### [TEXT TO READ]
— start —
On this page
- What is Google Ads auction insights?
- How to access the auction insights report (2026)
- What the auction insights report tells you
- The 6 auction insights metrics explained
- Where auction insights is available by campaign type
- What’s changed in auction insights for 2026
- Common ways to use auction insights data
- Limitations of auction insights
- Frequently asked questions
- Win the profitable auctions, not every auction
The goal of your ad campaigns isn’t to win every auction. It’s to win the profitable ones.
Google Ads auction insights shows you exactly where you sit in the competitive landscape: which advertisers are bidding on the same queries in the Google Ads auction, how often they beat you in the search results, and where you beat them.
But the goal of your ad campaigns isn’t to win every auction. It’s to win the profitable ones. A low impression share on a low-margin term can be the right call. This guide explains the Google Ads auction insights report, the six metrics it shows, what’s changed in 2026, and the business decision each metric should drive.
- The auction insights report compares your performance against advertisers competing in the same Google Ads auctions, at the keyword, ad group and campaign level.
- It now covers Search, Shopping and Performance Max campaigns: the 2026 addition that restores competitive visibility into what used to be a black box.
- Since Google's April 2025 double-serving policy update, a competitor's impression share can rise (or yours can fall) without anyone changing a bid. Read the data with that in mind.
- The six metrics only matter when tied to a decision: win the profitable auctions, not all of them.
— end —
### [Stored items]
— start —
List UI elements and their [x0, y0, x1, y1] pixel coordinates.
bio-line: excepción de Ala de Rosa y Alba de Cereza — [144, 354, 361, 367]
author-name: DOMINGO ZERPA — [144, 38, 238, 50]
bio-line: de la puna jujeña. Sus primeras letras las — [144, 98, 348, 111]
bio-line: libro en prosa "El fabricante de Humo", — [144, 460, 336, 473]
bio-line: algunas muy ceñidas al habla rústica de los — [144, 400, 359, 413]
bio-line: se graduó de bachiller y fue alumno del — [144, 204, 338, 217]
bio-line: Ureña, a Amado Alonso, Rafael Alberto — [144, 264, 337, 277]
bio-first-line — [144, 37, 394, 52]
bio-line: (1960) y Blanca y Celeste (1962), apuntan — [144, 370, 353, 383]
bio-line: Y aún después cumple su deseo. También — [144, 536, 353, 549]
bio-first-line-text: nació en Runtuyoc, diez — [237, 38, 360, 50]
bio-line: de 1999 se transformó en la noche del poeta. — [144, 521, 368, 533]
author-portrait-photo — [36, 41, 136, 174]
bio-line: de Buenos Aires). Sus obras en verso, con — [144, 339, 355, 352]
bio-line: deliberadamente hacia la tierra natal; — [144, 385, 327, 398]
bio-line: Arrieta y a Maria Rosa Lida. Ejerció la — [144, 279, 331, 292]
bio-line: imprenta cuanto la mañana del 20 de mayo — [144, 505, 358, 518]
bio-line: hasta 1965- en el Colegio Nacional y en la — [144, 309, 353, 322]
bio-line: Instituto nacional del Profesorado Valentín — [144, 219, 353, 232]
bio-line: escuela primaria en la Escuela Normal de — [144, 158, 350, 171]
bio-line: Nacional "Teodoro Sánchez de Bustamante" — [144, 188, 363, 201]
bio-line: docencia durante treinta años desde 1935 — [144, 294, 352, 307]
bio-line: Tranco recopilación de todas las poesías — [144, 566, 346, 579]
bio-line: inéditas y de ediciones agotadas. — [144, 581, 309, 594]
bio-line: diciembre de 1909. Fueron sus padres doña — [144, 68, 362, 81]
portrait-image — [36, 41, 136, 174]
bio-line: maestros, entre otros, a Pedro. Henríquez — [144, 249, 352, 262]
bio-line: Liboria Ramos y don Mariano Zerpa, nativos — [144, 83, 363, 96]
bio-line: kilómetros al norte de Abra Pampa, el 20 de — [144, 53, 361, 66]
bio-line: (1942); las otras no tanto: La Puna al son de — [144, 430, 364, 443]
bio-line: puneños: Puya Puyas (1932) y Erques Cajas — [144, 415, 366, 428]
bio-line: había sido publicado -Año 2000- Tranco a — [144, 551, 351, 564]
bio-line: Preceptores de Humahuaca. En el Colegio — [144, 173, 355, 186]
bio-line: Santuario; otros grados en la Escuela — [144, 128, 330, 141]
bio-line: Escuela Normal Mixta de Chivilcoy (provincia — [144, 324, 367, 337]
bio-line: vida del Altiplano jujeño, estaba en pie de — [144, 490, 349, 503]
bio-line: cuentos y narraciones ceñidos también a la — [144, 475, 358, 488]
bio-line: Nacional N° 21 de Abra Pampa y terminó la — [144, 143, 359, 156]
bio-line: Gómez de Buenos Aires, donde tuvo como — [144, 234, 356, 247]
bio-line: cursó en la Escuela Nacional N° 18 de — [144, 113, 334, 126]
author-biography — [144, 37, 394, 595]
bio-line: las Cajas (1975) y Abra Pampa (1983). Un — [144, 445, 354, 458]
— end —
### [WHAT THIS EXERCISE ASKS]
1. According to the auction insights guide, which campaign types does the report now cover?
2. Rewrite the part of the auction insights guide starting with "- Since Google's" and going on through "that in mind.", changing "competitor's" to "rival's".
3. In the auction insights guide, why should the data be read with Google's double-serving policy update in mind?
You can complete this work without the records.

### [TASK-BY-TASK OUTPUTS]
1. It covers Search, Shopping and Performance Max campaigns.

2.
- Since Google's April 2025 double-serving policy update, a rival's impression share can rise (or yours can fall) without anyone changing a bid. Read the data with that in mind.

3. Since Google's April 2025 double-serving policy update, a competitor's impression share can rise, or yours can fall, without anyone changing a bid.